### Directions for this task
The entries below should be given again exactly, minus their pictures.

Data entries
----

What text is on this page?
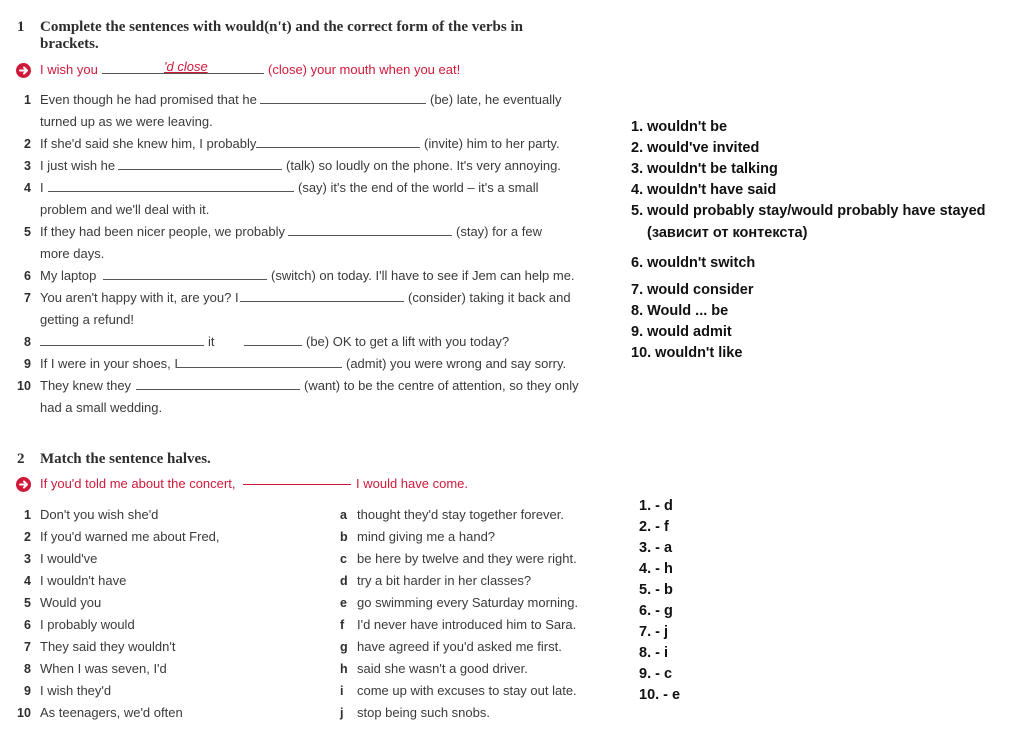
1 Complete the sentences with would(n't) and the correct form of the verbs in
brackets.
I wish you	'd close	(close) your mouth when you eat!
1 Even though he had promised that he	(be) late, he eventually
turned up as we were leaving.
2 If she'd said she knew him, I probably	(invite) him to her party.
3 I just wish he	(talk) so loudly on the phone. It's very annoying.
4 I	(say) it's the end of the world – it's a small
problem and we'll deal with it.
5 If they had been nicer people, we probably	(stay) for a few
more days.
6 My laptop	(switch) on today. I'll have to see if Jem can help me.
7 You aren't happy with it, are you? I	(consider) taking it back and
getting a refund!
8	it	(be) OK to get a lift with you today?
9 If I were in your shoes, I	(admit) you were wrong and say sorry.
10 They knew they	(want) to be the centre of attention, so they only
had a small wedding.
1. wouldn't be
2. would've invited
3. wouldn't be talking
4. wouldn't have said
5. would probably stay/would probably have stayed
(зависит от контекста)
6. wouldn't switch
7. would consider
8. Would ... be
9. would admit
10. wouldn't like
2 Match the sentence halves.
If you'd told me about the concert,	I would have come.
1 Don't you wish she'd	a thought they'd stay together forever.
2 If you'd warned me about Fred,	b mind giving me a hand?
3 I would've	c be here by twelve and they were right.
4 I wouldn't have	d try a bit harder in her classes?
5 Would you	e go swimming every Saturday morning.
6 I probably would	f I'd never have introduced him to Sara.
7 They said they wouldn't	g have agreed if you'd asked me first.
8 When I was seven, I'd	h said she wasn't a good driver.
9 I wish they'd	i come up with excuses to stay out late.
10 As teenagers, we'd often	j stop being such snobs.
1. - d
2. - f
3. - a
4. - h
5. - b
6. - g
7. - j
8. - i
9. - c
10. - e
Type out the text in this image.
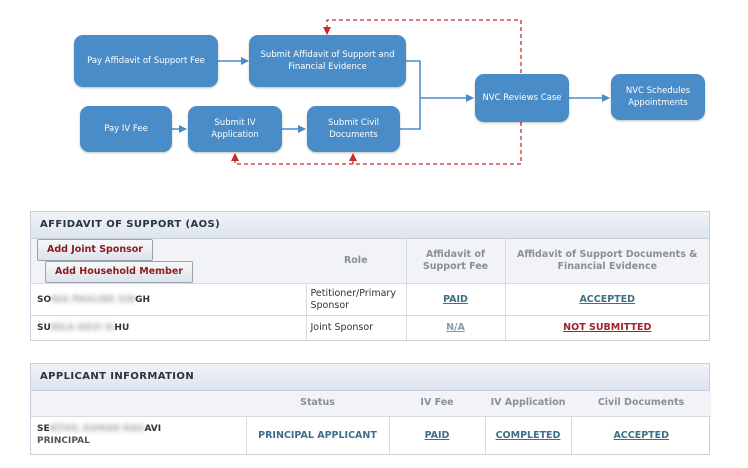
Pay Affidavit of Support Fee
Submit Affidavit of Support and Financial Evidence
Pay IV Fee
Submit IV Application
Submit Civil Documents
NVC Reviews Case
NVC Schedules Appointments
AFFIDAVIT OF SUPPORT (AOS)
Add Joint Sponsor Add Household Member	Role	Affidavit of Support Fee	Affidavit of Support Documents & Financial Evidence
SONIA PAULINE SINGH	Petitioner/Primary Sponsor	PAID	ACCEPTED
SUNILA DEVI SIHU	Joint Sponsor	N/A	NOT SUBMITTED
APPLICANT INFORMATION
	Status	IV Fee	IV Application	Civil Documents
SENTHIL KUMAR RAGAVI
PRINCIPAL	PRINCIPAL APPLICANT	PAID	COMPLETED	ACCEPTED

----

### Written answer
What text is on this page?
1 Complete the sentences with would(n't) and the correct form of the verbs in
brackets.
I wish you	'd close	(close) your mouth when you eat!
1 Even though he had promised that he	(be) late, he eventually
turned up as we were leaving.
2 If she'd said she knew him, I probably	(invite) him to her party.
3 I just wish he	(talk) so loudly on the phone. It's very annoying.
4 I	(say) it's the end of the world – it's a small
problem and we'll deal with it.
5 If they had been nicer people, we probably	(stay) for a few
more days.
6 My laptop	(switch) on today. I'll have to see if Jem can help me.
7 You aren't happy with it, are you? I	(consider) taking it back and
getting a refund!
8	it	(be) OK to get a lift with you today?
9 If I were in your shoes, I	(admit) you were wrong and say sorry.
10 They knew they	(want) to be the centre of attention, so they only
had a small wedding.
1. wouldn't be
2. would've invited
3. wouldn't be talking
4. wouldn't have said
5. would probably stay/would probably have stayed
(зависит от контекста)
6. wouldn't switch
7. would consider
8. Would ... be
9. would admit
10. wouldn't like
2 Match the sentence halves.
If you'd told me about the concert,	I would have come.
1 Don't you wish she'd	a thought they'd stay together forever.
2 If you'd warned me about Fred,	b mind giving me a hand?
3 I would've	c be here by twelve and they were right.
4 I wouldn't have	d try a bit harder in her classes?
5 Would you	e go swimming every Saturday morning.
6 I probably would	f I'd never have introduced him to Sara.
7 They said they wouldn't	g have agreed if you'd asked me first.
8 When I was seven, I'd	h said she wasn't a good driver.
9 I wish they'd	i come up with excuses to stay out late.
10 As teenagers, we'd often	j stop being such snobs.
1. - d
2. - f
3. - a
4. - h
5. - b
6. - g
7. - j
8. - i
9. - c
10. - e
Type out the text in this image.
Pay Affidavit of Support Fee
Submit Affidavit of Support and Financial Evidence
Pay IV Fee
Submit IV Application
Submit Civil Documents
NVC Reviews Case
NVC Schedules Appointments
AFFIDAVIT OF SUPPORT (AOS)
Add Joint Sponsor Add Household Member	Role	Affidavit of Support Fee	Affidavit of Support Documents & Financial Evidence
SONIA PAULINE SINGH	Petitioner/Primary Sponsor	PAID	ACCEPTED
SUNILA DEVI SIHU	Joint Sponsor	N/A	NOT SUBMITTED
APPLICANT INFORMATION
	Status	IV Fee	IV Application	Civil Documents
SENTHIL KUMAR RAGAVI
PRINCIPAL	PRINCIPAL APPLICANT	PAID	COMPLETED	ACCEPTED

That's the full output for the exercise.